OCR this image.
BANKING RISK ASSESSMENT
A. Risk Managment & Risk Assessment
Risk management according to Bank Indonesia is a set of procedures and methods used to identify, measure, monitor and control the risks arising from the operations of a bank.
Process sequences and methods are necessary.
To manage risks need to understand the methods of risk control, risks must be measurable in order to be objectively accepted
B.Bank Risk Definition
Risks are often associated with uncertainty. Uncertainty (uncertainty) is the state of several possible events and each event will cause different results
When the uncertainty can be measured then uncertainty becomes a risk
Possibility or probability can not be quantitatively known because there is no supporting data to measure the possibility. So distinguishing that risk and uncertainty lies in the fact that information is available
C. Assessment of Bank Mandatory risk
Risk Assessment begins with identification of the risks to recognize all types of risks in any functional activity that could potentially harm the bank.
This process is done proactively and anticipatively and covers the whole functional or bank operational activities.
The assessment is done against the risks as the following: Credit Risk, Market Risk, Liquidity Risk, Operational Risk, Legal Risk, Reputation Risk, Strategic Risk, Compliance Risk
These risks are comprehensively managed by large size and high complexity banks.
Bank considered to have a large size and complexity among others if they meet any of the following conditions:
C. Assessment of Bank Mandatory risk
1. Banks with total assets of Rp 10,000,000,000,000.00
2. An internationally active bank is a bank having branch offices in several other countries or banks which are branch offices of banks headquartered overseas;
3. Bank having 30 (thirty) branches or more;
──────
_Your instructions_: Search the entries for the word "that" and gather every line where it appears.

_Answer to this problem_:
Possibility or probability can not be quantitatively known because there is no supporting data to measure the possibility. So distinguishing that risk and uncertainty lies in the fact that information is available
Risk Assessment begins with identification of the risks to recognize all types of risks in any functional activity that could potentially harm the bank.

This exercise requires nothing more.